EXERCISE MATERIALS
+++

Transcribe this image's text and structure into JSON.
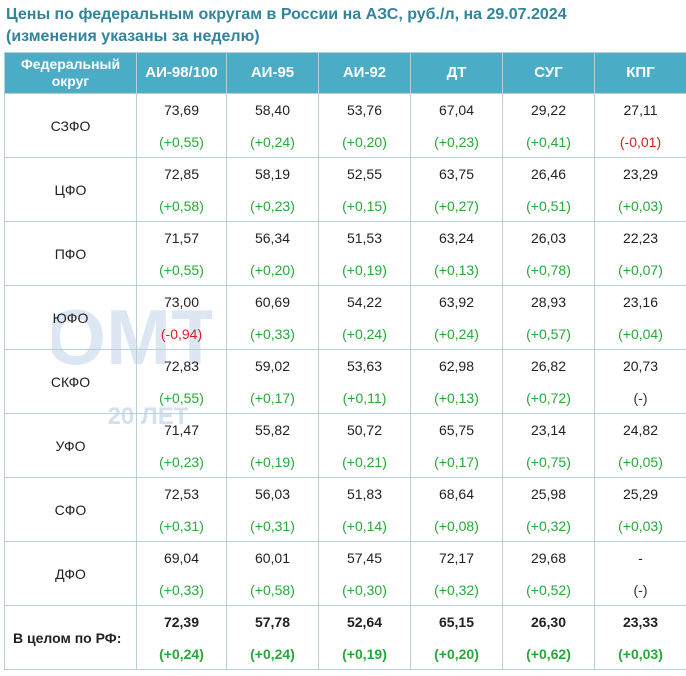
{
  "title": {
    "line1": "Цены по федеральным округам в России на АЗС, руб./л, на 29.07.2024",
    "line2": "(изменения указаны за неделю)"
  },
  "watermark": {
    "logo_text": "ОМТ",
    "caption": "20 ЛЕТ"
  },
  "colors": {
    "title": "#31849b",
    "header_bg": "#4bacc6",
    "header_text": "#ffffff",
    "border": "#b8cfd6",
    "positive": "#27a83a",
    "negative": "#d42020",
    "total_bg": "#daeef3"
  },
  "chart_data": {
    "type": "table",
    "title": "Цены по федеральным округам в России на АЗС, руб./л, на 29.07.2024",
    "subtitle": "(изменения указаны за неделю)",
    "row_header": "Федеральный округ",
    "columns": [
      "АИ-98/100",
      "АИ-95",
      "АИ-92",
      "ДТ",
      "СУГ",
      "КПГ"
    ],
    "rows": [
      {
        "region": "СЗФО",
        "cells": [
          {
            "price": "73,69",
            "change": "(+0,55)"
          },
          {
            "price": "58,40",
            "change": "(+0,24)"
          },
          {
            "price": "53,76",
            "change": "(+0,20)"
          },
          {
            "price": "67,04",
            "change": "(+0,23)"
          },
          {
            "price": "29,22",
            "change": "(+0,41)"
          },
          {
            "price": "27,11",
            "change": "(-0,01)"
          }
        ]
      },
      {
        "region": "ЦФО",
        "cells": [
          {
            "price": "72,85",
            "change": "(+0,58)"
          },
          {
            "price": "58,19",
            "change": "(+0,23)"
          },
          {
            "price": "52,55",
            "change": "(+0,15)"
          },
          {
            "price": "63,75",
            "change": "(+0,27)"
          },
          {
            "price": "26,46",
            "change": "(+0,51)"
          },
          {
            "price": "23,29",
            "change": "(+0,03)"
          }
        ]
      },
      {
        "region": "ПФО",
        "cells": [
          {
            "price": "71,57",
            "change": "(+0,55)"
          },
          {
            "price": "56,34",
            "change": "(+0,20)"
          },
          {
            "price": "51,53",
            "change": "(+0,19)"
          },
          {
            "price": "63,24",
            "change": "(+0,13)"
          },
          {
            "price": "26,03",
            "change": "(+0,78)"
          },
          {
            "price": "22,23",
            "change": "(+0,07)"
          }
        ]
      },
      {
        "region": "ЮФО",
        "cells": [
          {
            "price": "73,00",
            "change": "(-0,94)"
          },
          {
            "price": "60,69",
            "change": "(+0,33)"
          },
          {
            "price": "54,22",
            "change": "(+0,24)"
          },
          {
            "price": "63,92",
            "change": "(+0,24)"
          },
          {
            "price": "28,93",
            "change": "(+0,57)"
          },
          {
            "price": "23,16",
            "change": "(+0,04)"
          }
        ]
      },
      {
        "region": "СКФО",
        "cells": [
          {
            "price": "72,83",
            "change": "(+0,55)"
          },
          {
            "price": "59,02",
            "change": "(+0,17)"
          },
          {
            "price": "53,63",
            "change": "(+0,11)"
          },
          {
            "price": "62,98",
            "change": "(+0,13)"
          },
          {
            "price": "26,82",
            "change": "(+0,72)"
          },
          {
            "price": "20,73",
            "change": "(-)"
          }
        ]
      },
      {
        "region": "УФО",
        "cells": [
          {
            "price": "71,47",
            "change": "(+0,23)"
          },
          {
            "price": "55,82",
            "change": "(+0,19)"
          },
          {
            "price": "50,72",
            "change": "(+0,21)"
          },
          {
            "price": "65,75",
            "change": "(+0,17)"
          },
          {
            "price": "23,14",
            "change": "(+0,75)"
          },
          {
            "price": "24,82",
            "change": "(+0,05)"
          }
        ]
      },
      {
        "region": "СФО",
        "cells": [
          {
            "price": "72,53",
            "change": "(+0,31)"
          },
          {
            "price": "56,03",
            "change": "(+0,31)"
          },
          {
            "price": "51,83",
            "change": "(+0,14)"
          },
          {
            "price": "68,64",
            "change": "(+0,08)"
          },
          {
            "price": "25,98",
            "change": "(+0,32)"
          },
          {
            "price": "25,29",
            "change": "(+0,03)"
          }
        ]
      },
      {
        "region": "ДФО",
        "cells": [
          {
            "price": "69,04",
            "change": "(+0,33)"
          },
          {
            "price": "60,01",
            "change": "(+0,58)"
          },
          {
            "price": "57,45",
            "change": "(+0,30)"
          },
          {
            "price": "72,17",
            "change": "(+0,32)"
          },
          {
            "price": "29,68",
            "change": "(+0,52)"
          },
          {
            "price": "-",
            "change": "(-)"
          }
        ]
      }
    ],
    "total": {
      "region": "В целом по РФ:",
      "cells": [
        {
          "price": "72,39",
          "change": "(+0,24)"
        },
        {
          "price": "57,78",
          "change": "(+0,24)"
        },
        {
          "price": "52,64",
          "change": "(+0,19)"
        },
        {
          "price": "65,15",
          "change": "(+0,20)"
        },
        {
          "price": "26,30",
          "change": "(+0,62)"
        },
        {
          "price": "23,33",
          "change": "(+0,03)"
        }
      ]
    }
  }
}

+++

GOAL
Copy each line exactly, and leave the pictures out of your copy.

ANSWER FOR THE TASK
Transcribe this image's text and structure into JSON.
{
  "title": {
    "line1": "Цены по федеральным округам в России на АЗС, руб./л, на 29.07.2024",
    "line2": "(изменения указаны за неделю)"
  },
  "watermark": {
    "logo_text": "ОМТ",
    "caption": "20 ЛЕТ"
  },
  "colors": {
    "title": "#31849b",
    "header_bg": "#4bacc6",
    "header_text": "#ffffff",
    "border": "#b8cfd6",
    "positive": "#27a83a",
    "negative": "#d42020",
    "total_bg": "#daeef3"
  },
  "chart_data": {
    "type": "table",
    "title": "Цены по федеральным округам в России на АЗС, руб./л, на 29.07.2024",
    "subtitle": "(изменения указаны за неделю)",
    "row_header": "Федеральный округ",
    "columns": [
      "АИ-98/100",
      "АИ-95",
      "АИ-92",
      "ДТ",
      "СУГ",
      "КПГ"
    ],
    "rows": [
      {
        "region": "СЗФО",
        "cells": [
          {
            "price": "73,69",
            "change": "(+0,55)"
          },
          {
            "price": "58,40",
            "change": "(+0,24)"
          },
          {
            "price": "53,76",
            "change": "(+0,20)"
          },
          {
            "price": "67,04",
            "change": "(+0,23)"
          },
          {
            "price": "29,22",
            "change": "(+0,41)"
          },
          {
            "price": "27,11",
            "change": "(-0,01)"
          }
        ]
      },
      {
        "region": "ЦФО",
        "cells": [
          {
            "price": "72,85",
            "change": "(+0,58)"
          },
          {
            "price": "58,19",
            "change": "(+0,23)"
          },
          {
            "price": "52,55",
            "change": "(+0,15)"
          },
          {
            "price": "63,75",
            "change": "(+0,27)"
          },
          {
            "price": "26,46",
            "change": "(+0,51)"
          },
          {
            "price": "23,29",
            "change": "(+0,03)"
          }
        ]
      },
      {
        "region": "ПФО",
        "cells": [
          {
            "price": "71,57",
            "change": "(+0,55)"
          },
          {
            "price": "56,34",
            "change": "(+0,20)"
          },
          {
            "price": "51,53",
            "change": "(+0,19)"
          },
          {
            "price": "63,24",
            "change": "(+0,13)"
          },
          {
            "price": "26,03",
            "change": "(+0,78)"
          },
          {
            "price": "22,23",
            "change": "(+0,07)"
          }
        ]
      },
      {
        "region": "ЮФО",
        "cells": [
          {
            "price": "73,00",
            "change": "(-0,94)"
          },
          {
            "price": "60,69",
            "change": "(+0,33)"
          },
          {
            "price": "54,22",
            "change": "(+0,24)"
          },
          {
            "price": "63,92",
            "change": "(+0,24)"
          },
          {
            "price": "28,93",
            "change": "(+0,57)"
          },
          {
            "price": "23,16",
            "change": "(+0,04)"
          }
        ]
      },
      {
        "region": "СКФО",
        "cells": [
          {
            "price": "72,83",
            "change": "(+0,55)"
          },
          {
            "price": "59,02",
            "change": "(+0,17)"
          },
          {
            "price": "53,63",
            "change": "(+0,11)"
          },
          {
            "price": "62,98",
            "change": "(+0,13)"
          },
          {
            "price": "26,82",
            "change": "(+0,72)"
          },
          {
            "price": "20,73",
            "change": "(-)"
          }
        ]
      },
      {
        "region": "УФО",
        "cells": [
          {
            "price": "71,47",
            "change": "(+0,23)"
          },
          {
            "price": "55,82",
            "change": "(+0,19)"
          },
          {
            "price": "50,72",
            "change": "(+0,21)"
          },
          {
            "price": "65,75",
            "change": "(+0,17)"
          },
          {
            "price": "23,14",
            "change": "(+0,75)"
          },
          {
            "price": "24,82",
            "change": "(+0,05)"
          }
        ]
      },
      {
        "region": "СФО",
        "cells": [
          {
            "price": "72,53",
            "change": "(+0,31)"
          },
          {
            "price": "56,03",
            "change": "(+0,31)"
          },
          {
            "price": "51,83",
            "change": "(+0,14)"
          },
          {
            "price": "68,64",
            "change": "(+0,08)"
          },
          {
            "price": "25,98",
            "change": "(+0,32)"
          },
          {
            "price": "25,29",
            "change": "(+0,03)"
          }
        ]
      },
      {
        "region": "ДФО",
        "cells": [
          {
            "price": "69,04",
            "change": "(+0,33)"
          },
          {
            "price": "60,01",
            "change": "(+0,58)"
          },
          {
            "price": "57,45",
            "change": "(+0,30)"
          },
          {
            "price": "72,17",
            "change": "(+0,32)"
          },
          {
            "price": "29,68",
            "change": "(+0,52)"
          },
          {
            "price": "-",
            "change": "(-)"
          }
        ]
      }
    ],
    "total": {
      "region": "В целом по РФ:",
      "cells": [
        {
          "price": "72,39",
          "change": "(+0,24)"
        },
        {
          "price": "57,78",
          "change": "(+0,24)"
        },
        {
          "price": "52,64",
          "change": "(+0,19)"
        },
        {
          "price": "65,15",
          "change": "(+0,20)"
        },
        {
          "price": "26,30",
          "change": "(+0,62)"
        },
        {
          "price": "23,33",
          "change": "(+0,03)"
        }
      ]
    }
  }
}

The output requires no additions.